Below are the records. Gather each line that holds "icon".

> [Data listing]:
* * * * * * *

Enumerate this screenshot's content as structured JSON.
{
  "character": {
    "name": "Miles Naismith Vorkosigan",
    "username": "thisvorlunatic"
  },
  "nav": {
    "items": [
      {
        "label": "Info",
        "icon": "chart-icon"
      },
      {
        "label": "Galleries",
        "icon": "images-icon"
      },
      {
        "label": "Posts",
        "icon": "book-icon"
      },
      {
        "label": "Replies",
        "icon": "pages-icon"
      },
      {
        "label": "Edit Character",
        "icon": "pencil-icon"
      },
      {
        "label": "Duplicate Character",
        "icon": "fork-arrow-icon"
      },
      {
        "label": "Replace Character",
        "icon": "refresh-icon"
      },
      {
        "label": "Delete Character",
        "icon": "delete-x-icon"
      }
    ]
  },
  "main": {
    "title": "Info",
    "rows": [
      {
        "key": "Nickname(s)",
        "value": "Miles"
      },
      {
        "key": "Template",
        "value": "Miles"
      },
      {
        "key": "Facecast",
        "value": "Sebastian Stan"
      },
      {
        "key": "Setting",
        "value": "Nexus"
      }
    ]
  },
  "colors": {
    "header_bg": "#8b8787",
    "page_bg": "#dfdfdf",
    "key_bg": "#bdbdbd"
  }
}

* * * * * * *

> [OUTPUT FOR THIS EXERCISE]:
        "icon": "chart-icon"
        "icon": "images-icon"
        "icon": "book-icon"
        "icon": "pages-icon"
        "icon": "pencil-icon"
        "icon": "fork-arrow-icon"
        "icon": "refresh-icon"
        "icon": "delete-x-icon"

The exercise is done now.